→ **PAGE EXCERPT**:
# # # # # # #

How does Linux recognize what devices are installed? Since 1995, the SMBIOS (System Management BIOS) specification has provided this kind of information, doing away with the need for potentially worrisome operations like hardware probing. This standard (used by DMI) is geared to the Intel 32- and 64-bit processor architecture systems. Basically, it defines a structure with appropriate data for each kind of device, such as CPU, RAM, system slots and more. On principle, you could parse and decode this table by yourself, but several of the commands shown in this article already do that job. If you are curious about the specifics of the standard, see the Resources section.

More Command-Line Options

Let's start with some general commands. The first, dmidecode, allows you to dump the computer's DMI (or SMBIOS; see the What's SMBIOS? sidebar) in a more readable format. If the table is found, its contents are dumped record by record, similar to this:

# dmidecode -t 6
# dmidecode 2.12
SMBIOS 2.5 present.

Handle 0x0009, DMI type 6, 12 bytes
Memory Module Information
   Socket Designation: DIMM0
   Bank Connections: 0 1
   Current Speed: Unknown
   Type: DIMM SDRAM
   Installed Size: 4096 MB (Double-bank Connection)
   Enabled Size: 4096 MB (Double-bank Connection)

# # # # # # #

→ **EXERCISES TO COMPLETE**:
**1)** According to the Linux hardware excerpt, since what year has the SMBIOS specification provided information about installed devices?
**2)** Update the Linux hardware excerpt starting with "How does Linux" and going on through "the Resources section.", putting "device scanning" in place of "hardware probing".
The material after the Linux hardware excerpt is separate from it.

# # # # # # #

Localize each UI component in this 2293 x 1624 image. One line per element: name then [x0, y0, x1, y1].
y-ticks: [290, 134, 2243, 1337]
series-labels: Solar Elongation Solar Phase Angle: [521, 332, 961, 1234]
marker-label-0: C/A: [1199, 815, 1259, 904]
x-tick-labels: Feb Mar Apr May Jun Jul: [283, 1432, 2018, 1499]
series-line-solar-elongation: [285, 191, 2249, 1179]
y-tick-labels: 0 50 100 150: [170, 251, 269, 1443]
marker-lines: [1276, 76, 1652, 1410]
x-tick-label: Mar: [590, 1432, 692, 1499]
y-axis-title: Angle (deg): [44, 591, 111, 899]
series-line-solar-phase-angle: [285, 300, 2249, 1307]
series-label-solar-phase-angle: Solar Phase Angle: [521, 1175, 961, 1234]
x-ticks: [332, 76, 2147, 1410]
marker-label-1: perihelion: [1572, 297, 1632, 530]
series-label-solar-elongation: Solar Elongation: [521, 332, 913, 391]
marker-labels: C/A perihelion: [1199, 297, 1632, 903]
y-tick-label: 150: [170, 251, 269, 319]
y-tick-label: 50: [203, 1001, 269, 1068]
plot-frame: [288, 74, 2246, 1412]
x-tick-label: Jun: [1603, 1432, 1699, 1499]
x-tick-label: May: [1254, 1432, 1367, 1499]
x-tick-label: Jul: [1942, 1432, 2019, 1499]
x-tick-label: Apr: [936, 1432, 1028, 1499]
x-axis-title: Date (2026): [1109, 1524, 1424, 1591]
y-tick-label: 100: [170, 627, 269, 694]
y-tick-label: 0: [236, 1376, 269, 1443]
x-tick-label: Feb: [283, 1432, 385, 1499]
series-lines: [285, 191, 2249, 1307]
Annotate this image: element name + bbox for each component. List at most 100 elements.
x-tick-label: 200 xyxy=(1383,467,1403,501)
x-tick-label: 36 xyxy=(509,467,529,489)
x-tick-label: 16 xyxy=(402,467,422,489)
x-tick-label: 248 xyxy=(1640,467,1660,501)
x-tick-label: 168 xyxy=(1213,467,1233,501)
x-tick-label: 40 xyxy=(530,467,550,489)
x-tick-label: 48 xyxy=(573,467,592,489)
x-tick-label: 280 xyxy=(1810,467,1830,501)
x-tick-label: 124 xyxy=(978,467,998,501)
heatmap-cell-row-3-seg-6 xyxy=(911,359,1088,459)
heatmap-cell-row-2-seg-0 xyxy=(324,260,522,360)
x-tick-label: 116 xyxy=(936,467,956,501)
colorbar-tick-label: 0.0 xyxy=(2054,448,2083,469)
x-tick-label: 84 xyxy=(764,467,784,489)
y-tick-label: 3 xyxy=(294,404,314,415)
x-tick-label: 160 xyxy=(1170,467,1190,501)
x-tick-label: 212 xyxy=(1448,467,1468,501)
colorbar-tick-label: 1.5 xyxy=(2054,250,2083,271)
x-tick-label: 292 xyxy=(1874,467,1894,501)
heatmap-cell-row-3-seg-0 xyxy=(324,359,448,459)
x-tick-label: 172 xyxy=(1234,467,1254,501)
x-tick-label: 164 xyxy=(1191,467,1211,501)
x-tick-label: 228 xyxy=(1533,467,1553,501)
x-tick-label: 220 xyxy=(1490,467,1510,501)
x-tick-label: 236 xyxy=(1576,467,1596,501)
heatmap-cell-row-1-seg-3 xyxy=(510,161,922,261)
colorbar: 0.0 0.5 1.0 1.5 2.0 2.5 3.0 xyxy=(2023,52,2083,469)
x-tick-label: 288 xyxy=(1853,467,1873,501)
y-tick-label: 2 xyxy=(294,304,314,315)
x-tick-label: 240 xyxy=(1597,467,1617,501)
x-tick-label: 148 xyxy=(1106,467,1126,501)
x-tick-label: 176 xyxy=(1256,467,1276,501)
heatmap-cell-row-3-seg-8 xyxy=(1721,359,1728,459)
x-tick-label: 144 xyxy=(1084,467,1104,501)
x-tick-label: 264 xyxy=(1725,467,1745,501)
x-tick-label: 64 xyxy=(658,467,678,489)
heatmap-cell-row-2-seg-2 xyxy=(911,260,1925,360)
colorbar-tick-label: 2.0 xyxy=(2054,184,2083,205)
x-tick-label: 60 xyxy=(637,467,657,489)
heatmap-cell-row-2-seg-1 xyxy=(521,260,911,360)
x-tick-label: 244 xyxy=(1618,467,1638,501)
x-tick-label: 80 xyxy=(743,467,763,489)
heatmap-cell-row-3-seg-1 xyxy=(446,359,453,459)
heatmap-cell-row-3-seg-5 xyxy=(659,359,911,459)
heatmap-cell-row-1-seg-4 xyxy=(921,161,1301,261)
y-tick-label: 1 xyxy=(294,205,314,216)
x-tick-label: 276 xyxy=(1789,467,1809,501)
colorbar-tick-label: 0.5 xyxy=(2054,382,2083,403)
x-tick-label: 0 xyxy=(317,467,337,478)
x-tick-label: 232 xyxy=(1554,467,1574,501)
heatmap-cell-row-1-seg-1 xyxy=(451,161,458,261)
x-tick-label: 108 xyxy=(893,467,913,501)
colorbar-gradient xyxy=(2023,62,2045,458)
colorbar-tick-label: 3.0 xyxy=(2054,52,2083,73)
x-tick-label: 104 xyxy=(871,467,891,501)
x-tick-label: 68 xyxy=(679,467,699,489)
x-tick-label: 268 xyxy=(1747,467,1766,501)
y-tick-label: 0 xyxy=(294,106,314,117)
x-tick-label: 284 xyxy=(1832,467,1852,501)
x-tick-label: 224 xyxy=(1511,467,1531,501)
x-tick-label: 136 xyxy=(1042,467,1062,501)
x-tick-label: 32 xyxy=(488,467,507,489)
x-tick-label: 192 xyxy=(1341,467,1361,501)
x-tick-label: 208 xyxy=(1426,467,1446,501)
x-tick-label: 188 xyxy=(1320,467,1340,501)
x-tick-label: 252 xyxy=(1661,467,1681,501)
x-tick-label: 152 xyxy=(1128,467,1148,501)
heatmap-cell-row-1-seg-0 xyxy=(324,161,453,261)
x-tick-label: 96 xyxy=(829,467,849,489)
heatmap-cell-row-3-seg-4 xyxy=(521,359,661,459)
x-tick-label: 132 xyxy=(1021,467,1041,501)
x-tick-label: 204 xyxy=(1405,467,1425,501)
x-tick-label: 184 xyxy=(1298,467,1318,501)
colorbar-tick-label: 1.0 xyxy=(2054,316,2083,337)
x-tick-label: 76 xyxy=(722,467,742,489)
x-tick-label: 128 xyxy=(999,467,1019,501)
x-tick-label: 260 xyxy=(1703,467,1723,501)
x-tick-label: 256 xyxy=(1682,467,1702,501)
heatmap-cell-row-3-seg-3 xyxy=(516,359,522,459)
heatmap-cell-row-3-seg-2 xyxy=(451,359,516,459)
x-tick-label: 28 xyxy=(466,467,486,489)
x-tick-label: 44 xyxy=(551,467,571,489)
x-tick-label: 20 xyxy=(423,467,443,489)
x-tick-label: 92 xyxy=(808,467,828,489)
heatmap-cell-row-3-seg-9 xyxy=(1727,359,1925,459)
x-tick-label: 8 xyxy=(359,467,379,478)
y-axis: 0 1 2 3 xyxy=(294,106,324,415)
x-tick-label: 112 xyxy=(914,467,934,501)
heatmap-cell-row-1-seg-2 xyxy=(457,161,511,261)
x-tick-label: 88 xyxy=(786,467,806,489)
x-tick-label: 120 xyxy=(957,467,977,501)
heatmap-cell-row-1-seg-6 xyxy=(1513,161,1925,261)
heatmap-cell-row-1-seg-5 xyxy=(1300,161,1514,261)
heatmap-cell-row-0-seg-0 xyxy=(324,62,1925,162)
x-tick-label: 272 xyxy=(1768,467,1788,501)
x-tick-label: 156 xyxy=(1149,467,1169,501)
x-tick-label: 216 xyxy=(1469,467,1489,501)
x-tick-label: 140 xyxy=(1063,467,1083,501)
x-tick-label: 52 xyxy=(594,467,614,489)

# # # # # # #

→ **OUTPUTS IN ORDER**:
**1)** Since 1995.

**2)**
How does Linux recognize what devices are installed? Since 1995, the SMBIOS (System Management BIOS) specification has provided this kind of information, doing away with the need for potentially worrisome operations like device scanning. This standard (used by DMI) is geared to the Intel 32- and 64-bit processor architecture systems. Basically, it defines a structure with appropriate data for each kind of device, such as CPU, RAM, system slots and more. On principle, you could parse and decode this table by yourself, but several of the commands shown in this article already do that job. If you are curious about the specifics of the standard, see the Resources section.